(Records from a data source)
################

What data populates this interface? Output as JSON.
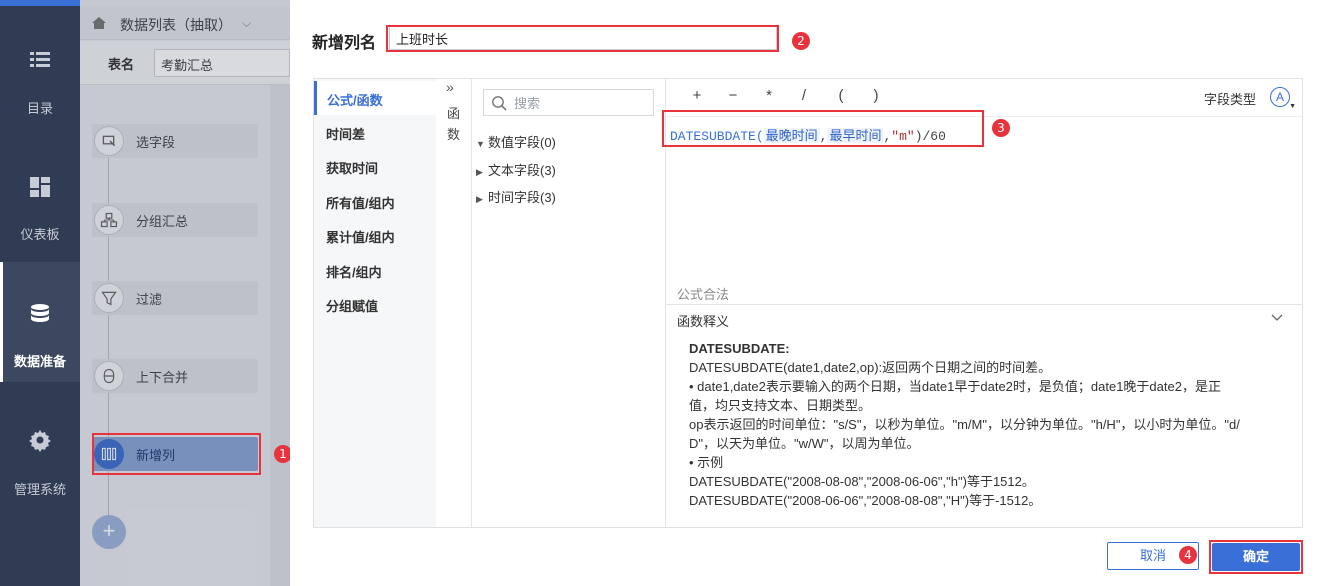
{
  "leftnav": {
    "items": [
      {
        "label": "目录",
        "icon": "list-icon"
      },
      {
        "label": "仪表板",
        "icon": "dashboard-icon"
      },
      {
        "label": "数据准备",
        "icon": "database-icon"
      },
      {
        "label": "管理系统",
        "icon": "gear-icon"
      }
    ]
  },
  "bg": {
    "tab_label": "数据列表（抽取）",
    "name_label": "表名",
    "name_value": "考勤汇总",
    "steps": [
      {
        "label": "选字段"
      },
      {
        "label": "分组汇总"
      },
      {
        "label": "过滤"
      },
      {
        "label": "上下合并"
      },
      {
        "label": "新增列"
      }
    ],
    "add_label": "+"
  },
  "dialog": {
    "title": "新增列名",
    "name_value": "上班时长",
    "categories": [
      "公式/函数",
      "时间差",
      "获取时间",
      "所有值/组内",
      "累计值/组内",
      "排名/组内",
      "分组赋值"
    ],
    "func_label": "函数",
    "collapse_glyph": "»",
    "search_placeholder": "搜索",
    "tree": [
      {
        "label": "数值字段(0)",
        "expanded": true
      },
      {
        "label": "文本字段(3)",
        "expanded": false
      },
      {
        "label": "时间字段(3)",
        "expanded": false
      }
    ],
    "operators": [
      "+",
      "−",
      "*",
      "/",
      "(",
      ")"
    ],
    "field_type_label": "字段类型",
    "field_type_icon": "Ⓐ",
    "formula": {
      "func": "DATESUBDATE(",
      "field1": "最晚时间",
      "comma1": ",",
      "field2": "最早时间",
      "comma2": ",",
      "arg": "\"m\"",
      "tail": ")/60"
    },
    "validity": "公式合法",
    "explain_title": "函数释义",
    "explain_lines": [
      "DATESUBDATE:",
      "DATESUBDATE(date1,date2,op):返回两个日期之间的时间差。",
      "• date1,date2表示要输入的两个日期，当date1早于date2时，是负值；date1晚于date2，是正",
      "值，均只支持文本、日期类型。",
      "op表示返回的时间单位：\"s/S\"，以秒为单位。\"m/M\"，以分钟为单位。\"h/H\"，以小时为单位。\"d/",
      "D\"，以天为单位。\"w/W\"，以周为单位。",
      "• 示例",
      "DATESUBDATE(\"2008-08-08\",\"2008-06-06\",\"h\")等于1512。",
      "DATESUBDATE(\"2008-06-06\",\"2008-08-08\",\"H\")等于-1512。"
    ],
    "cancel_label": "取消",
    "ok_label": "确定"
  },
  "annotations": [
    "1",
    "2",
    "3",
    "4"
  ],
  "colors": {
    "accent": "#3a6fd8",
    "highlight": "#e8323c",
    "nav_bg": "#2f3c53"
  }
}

################

Written instruction
Transcribe the entries above verbatim, omitting their pictures.

Result of the exercise
What data populates this interface? Output as JSON.
{
  "leftnav": {
    "items": [
      {
        "label": "目录",
        "icon": "list-icon"
      },
      {
        "label": "仪表板",
        "icon": "dashboard-icon"
      },
      {
        "label": "数据准备",
        "icon": "database-icon"
      },
      {
        "label": "管理系统",
        "icon": "gear-icon"
      }
    ]
  },
  "bg": {
    "tab_label": "数据列表（抽取）",
    "name_label": "表名",
    "name_value": "考勤汇总",
    "steps": [
      {
        "label": "选字段"
      },
      {
        "label": "分组汇总"
      },
      {
        "label": "过滤"
      },
      {
        "label": "上下合并"
      },
      {
        "label": "新增列"
      }
    ],
    "add_label": "+"
  },
  "dialog": {
    "title": "新增列名",
    "name_value": "上班时长",
    "categories": [
      "公式/函数",
      "时间差",
      "获取时间",
      "所有值/组内",
      "累计值/组内",
      "排名/组内",
      "分组赋值"
    ],
    "func_label": "函数",
    "collapse_glyph": "»",
    "search_placeholder": "搜索",
    "tree": [
      {
        "label": "数值字段(0)",
        "expanded": true
      },
      {
        "label": "文本字段(3)",
        "expanded": false
      },
      {
        "label": "时间字段(3)",
        "expanded": false
      }
    ],
    "operators": [
      "+",
      "−",
      "*",
      "/",
      "(",
      ")"
    ],
    "field_type_label": "字段类型",
    "field_type_icon": "Ⓐ",
    "formula": {
      "func": "DATESUBDATE(",
      "field1": "最晚时间",
      "comma1": ",",
      "field2": "最早时间",
      "comma2": ",",
      "arg": "\"m\"",
      "tail": ")/60"
    },
    "validity": "公式合法",
    "explain_title": "函数释义",
    "explain_lines": [
      "DATESUBDATE:",
      "DATESUBDATE(date1,date2,op):返回两个日期之间的时间差。",
      "• date1,date2表示要输入的两个日期，当date1早于date2时，是负值；date1晚于date2，是正",
      "值，均只支持文本、日期类型。",
      "op表示返回的时间单位：\"s/S\"，以秒为单位。\"m/M\"，以分钟为单位。\"h/H\"，以小时为单位。\"d/",
      "D\"，以天为单位。\"w/W\"，以周为单位。",
      "• 示例",
      "DATESUBDATE(\"2008-08-08\",\"2008-06-06\",\"h\")等于1512。",
      "DATESUBDATE(\"2008-06-06\",\"2008-08-08\",\"H\")等于-1512。"
    ],
    "cancel_label": "取消",
    "ok_label": "确定"
  },
  "annotations": [
    "1",
    "2",
    "3",
    "4"
  ],
  "colors": {
    "accent": "#3a6fd8",
    "highlight": "#e8323c",
    "nav_bg": "#2f3c53"
  }
}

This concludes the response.